== Objective ==
Pull every line holding the string "JSON" from the records below.

== Supplied entries ==
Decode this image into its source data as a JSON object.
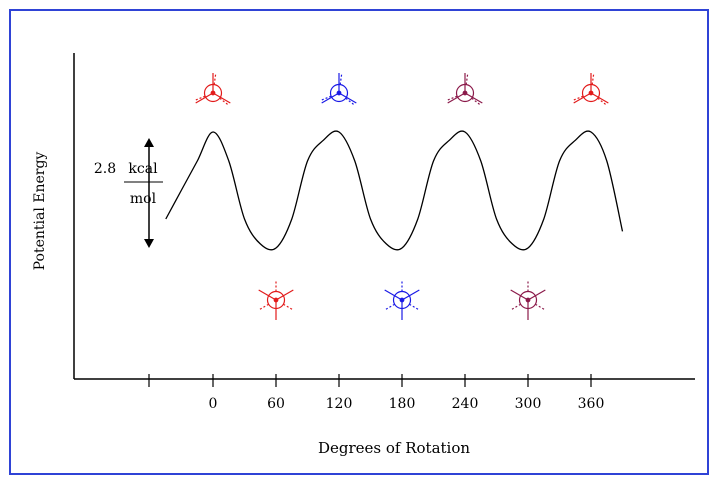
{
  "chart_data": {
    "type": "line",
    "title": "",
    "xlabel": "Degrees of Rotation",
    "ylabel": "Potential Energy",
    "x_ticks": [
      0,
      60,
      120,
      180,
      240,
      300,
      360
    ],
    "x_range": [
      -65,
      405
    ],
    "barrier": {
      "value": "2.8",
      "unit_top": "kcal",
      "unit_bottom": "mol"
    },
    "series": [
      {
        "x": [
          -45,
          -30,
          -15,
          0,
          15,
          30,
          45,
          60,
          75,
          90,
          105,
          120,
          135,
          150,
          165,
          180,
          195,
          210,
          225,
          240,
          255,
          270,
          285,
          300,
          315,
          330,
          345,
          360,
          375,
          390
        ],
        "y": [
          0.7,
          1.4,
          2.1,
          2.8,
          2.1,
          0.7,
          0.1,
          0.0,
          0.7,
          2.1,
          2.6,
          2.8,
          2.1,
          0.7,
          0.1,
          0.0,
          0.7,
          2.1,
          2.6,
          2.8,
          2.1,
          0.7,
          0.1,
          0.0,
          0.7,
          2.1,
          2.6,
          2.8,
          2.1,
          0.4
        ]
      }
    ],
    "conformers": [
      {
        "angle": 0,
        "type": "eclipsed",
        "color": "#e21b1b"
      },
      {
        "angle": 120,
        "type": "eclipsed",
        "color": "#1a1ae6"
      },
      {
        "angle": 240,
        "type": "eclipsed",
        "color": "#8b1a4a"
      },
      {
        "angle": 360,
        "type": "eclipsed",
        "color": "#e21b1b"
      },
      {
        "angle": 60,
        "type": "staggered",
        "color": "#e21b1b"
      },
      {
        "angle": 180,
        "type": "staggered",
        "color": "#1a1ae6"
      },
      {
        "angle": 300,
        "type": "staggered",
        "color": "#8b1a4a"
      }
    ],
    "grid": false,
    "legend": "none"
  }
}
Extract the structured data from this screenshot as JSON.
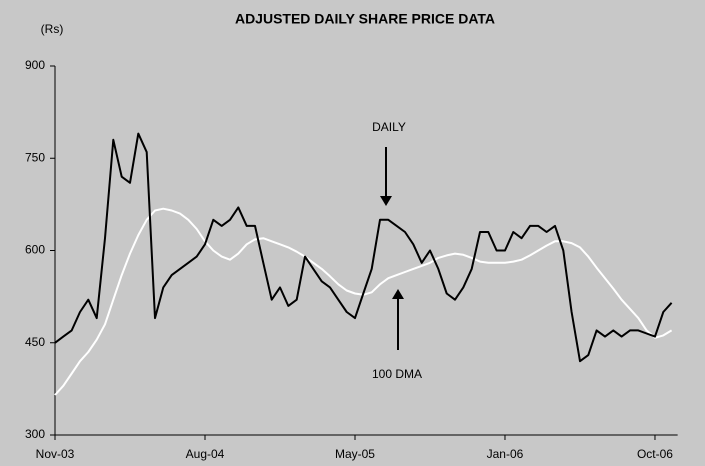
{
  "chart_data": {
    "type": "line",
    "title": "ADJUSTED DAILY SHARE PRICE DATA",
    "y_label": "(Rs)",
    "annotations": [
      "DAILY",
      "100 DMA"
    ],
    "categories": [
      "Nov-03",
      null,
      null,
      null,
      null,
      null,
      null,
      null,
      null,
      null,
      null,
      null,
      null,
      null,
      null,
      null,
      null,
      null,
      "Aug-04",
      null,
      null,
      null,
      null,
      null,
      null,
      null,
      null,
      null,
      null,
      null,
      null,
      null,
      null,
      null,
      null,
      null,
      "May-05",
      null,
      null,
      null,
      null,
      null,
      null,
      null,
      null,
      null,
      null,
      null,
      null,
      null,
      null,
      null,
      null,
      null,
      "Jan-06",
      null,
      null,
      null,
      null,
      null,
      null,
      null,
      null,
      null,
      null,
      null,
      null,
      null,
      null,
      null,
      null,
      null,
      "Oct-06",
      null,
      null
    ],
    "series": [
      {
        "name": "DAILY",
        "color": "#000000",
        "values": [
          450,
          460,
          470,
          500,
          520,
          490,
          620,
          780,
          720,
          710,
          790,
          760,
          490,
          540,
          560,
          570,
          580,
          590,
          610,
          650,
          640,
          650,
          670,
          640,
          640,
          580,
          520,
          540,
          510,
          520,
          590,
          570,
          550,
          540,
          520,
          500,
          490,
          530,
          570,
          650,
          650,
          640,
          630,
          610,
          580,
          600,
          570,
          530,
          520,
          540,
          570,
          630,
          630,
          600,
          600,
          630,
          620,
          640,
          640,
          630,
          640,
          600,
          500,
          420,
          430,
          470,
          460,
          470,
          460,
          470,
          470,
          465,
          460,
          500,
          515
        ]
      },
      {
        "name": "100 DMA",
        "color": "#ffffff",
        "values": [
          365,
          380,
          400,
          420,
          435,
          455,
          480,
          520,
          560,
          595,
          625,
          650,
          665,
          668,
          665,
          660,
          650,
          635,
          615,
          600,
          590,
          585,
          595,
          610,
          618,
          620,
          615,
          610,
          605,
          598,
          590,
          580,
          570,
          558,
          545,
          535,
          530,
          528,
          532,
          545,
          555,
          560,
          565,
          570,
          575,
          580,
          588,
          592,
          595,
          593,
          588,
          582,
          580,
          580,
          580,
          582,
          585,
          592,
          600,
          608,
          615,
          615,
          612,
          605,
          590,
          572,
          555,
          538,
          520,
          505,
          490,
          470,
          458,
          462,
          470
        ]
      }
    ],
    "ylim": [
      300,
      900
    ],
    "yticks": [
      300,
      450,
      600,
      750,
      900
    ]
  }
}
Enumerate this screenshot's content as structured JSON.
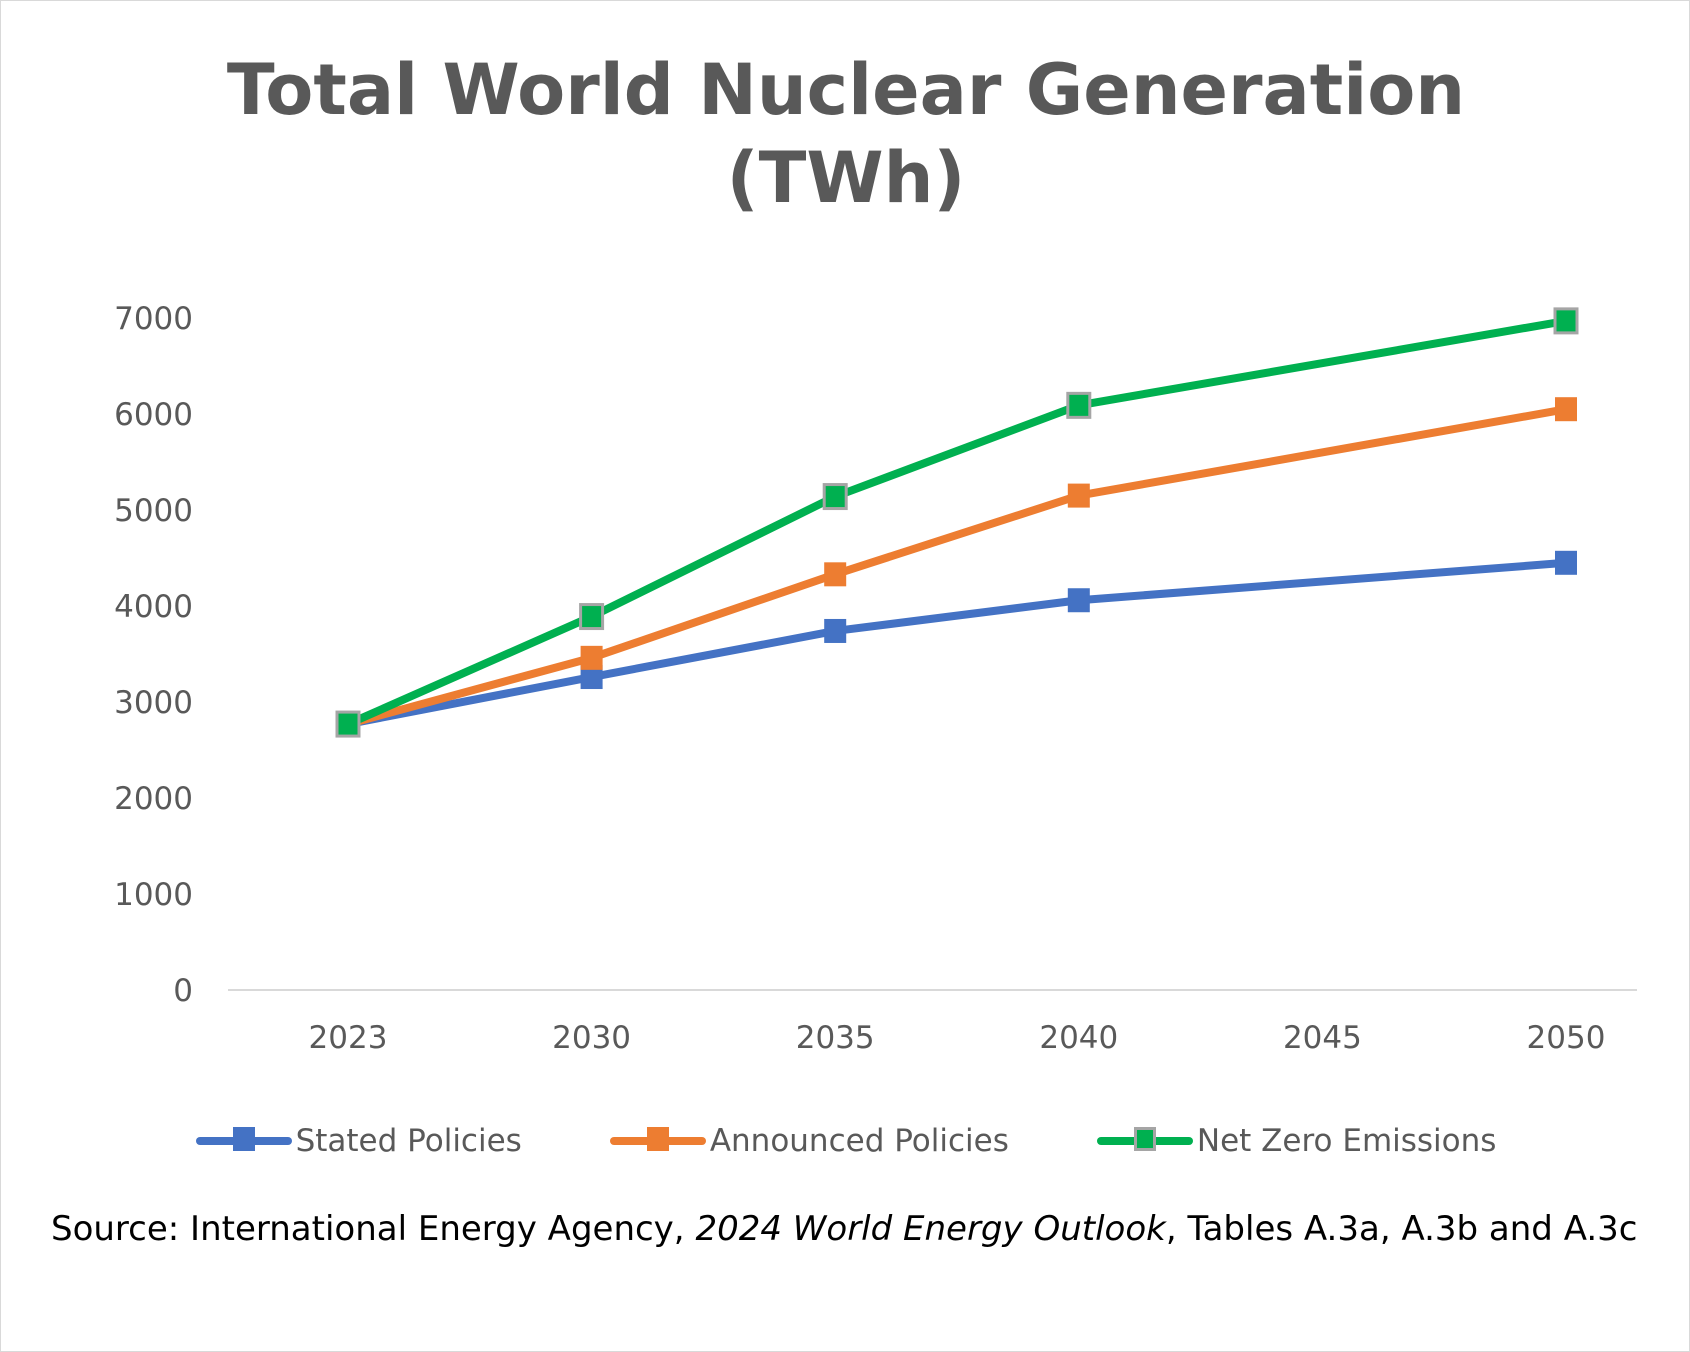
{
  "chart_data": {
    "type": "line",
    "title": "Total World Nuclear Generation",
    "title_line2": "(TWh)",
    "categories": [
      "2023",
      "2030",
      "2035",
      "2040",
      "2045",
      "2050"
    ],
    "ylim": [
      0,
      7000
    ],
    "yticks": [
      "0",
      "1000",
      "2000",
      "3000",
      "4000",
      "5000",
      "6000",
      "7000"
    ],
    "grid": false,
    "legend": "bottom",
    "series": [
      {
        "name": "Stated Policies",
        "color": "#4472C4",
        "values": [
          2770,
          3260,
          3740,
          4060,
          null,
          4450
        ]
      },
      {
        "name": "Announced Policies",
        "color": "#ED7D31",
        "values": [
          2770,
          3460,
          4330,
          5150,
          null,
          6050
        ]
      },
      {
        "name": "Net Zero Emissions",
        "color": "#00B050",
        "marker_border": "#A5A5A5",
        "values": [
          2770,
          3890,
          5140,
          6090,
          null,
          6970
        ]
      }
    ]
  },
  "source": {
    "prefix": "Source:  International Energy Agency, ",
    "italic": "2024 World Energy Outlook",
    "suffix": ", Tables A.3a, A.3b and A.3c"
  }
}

== Result for this exercise ==
Decode this image into its source data as a JSON object.
Extract the structured data from this screenshot as JSON.
Enumerate this screenshot's content as structured JSON.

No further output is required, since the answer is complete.